Collection entries ::
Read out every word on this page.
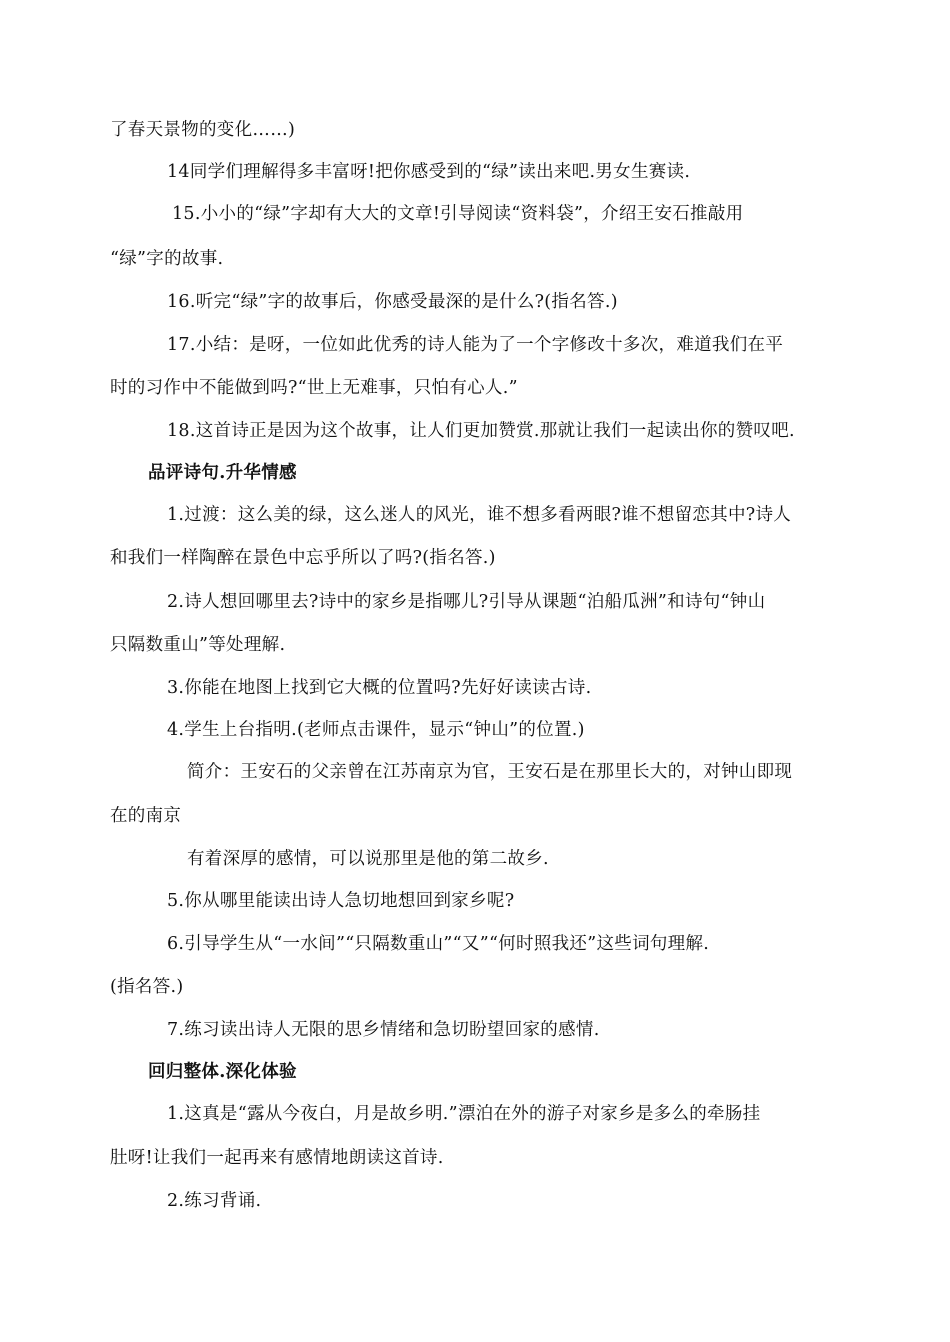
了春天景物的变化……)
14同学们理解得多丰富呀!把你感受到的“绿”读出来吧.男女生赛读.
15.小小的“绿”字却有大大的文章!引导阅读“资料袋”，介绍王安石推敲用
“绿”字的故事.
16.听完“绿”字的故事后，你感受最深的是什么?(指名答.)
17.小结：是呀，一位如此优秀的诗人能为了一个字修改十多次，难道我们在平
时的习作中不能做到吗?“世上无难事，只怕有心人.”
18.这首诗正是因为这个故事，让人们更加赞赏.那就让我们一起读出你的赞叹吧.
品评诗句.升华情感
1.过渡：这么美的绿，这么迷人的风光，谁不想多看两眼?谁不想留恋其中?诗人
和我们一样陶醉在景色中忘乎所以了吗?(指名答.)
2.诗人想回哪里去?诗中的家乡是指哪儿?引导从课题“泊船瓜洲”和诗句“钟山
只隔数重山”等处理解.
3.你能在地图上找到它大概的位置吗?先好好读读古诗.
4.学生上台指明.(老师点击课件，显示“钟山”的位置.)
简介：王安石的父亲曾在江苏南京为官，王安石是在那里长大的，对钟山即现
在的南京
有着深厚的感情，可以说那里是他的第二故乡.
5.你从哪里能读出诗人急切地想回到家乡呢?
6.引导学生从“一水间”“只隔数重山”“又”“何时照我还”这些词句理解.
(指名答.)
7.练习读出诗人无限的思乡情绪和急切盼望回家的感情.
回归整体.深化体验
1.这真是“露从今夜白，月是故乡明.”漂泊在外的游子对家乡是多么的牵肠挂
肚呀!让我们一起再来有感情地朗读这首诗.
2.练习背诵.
...
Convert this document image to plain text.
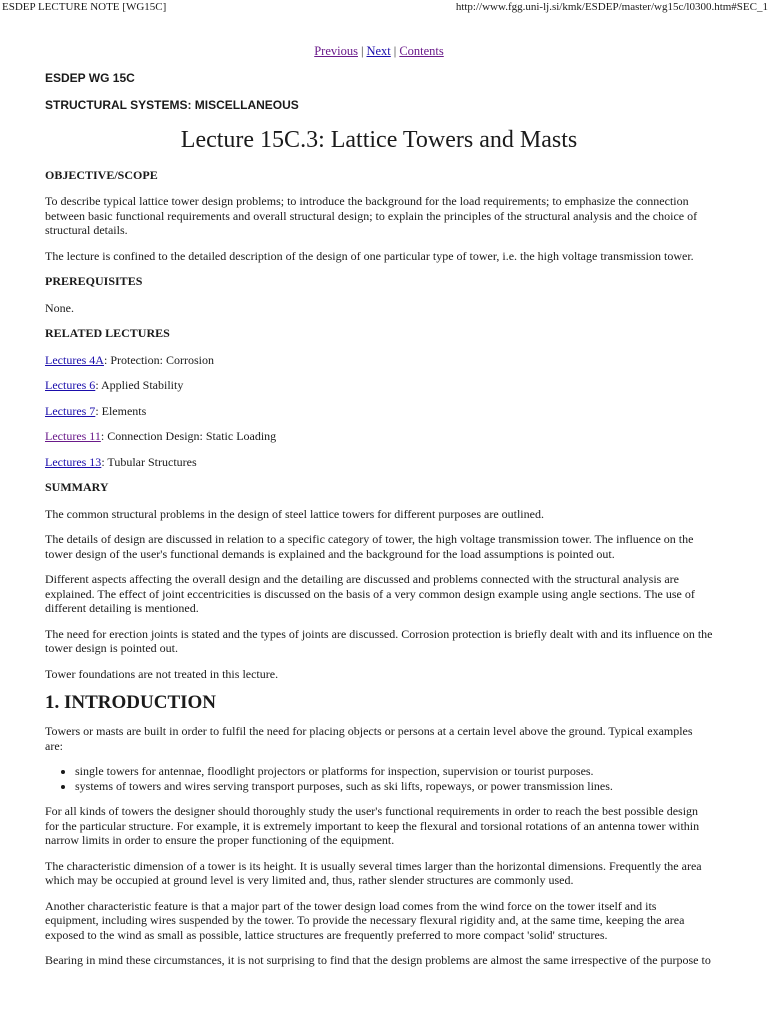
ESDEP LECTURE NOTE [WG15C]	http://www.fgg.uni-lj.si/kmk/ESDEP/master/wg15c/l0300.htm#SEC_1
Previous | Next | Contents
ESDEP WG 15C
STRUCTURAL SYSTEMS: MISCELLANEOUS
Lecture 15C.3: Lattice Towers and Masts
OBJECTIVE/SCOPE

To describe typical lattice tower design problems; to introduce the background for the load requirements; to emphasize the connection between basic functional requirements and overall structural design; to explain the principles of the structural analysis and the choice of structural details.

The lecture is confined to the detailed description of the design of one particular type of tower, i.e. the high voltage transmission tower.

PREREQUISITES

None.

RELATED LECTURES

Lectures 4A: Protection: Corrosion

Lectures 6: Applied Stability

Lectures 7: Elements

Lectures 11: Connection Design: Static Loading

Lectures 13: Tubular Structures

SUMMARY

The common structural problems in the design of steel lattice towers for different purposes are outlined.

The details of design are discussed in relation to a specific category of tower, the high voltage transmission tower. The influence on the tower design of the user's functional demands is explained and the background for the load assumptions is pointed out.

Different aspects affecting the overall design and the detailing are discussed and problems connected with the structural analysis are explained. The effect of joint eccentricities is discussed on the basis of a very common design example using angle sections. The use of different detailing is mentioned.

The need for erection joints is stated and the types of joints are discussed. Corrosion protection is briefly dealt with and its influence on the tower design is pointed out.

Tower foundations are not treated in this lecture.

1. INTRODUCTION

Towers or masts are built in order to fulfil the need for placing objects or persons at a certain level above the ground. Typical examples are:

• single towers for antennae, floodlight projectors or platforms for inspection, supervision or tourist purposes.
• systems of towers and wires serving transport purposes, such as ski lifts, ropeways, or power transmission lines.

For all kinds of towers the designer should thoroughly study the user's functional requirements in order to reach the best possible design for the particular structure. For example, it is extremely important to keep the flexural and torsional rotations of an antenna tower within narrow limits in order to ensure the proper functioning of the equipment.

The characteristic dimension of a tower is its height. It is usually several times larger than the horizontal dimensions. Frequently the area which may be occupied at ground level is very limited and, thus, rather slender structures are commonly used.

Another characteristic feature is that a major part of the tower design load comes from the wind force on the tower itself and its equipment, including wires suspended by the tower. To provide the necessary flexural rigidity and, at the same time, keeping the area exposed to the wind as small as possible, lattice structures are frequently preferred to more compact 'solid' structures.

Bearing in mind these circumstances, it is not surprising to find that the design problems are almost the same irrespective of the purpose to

TASK ::
Collect the lines of the data that carry the word "analysis".

EXPECTED ANSWER ::
To describe typical lattice tower design problems; to introduce the background for the load requirements; to emphasize the connection between basic functional requirements and overall structural design; to explain the principles of the structural analysis and the choice of structural details.
Different aspects affecting the overall design and the detailing are discussed and problems connected with the structural analysis are explained. The effect of joint eccentricities is discussed on the basis of a very common design example using angle sections. The use of different detailing is mentioned.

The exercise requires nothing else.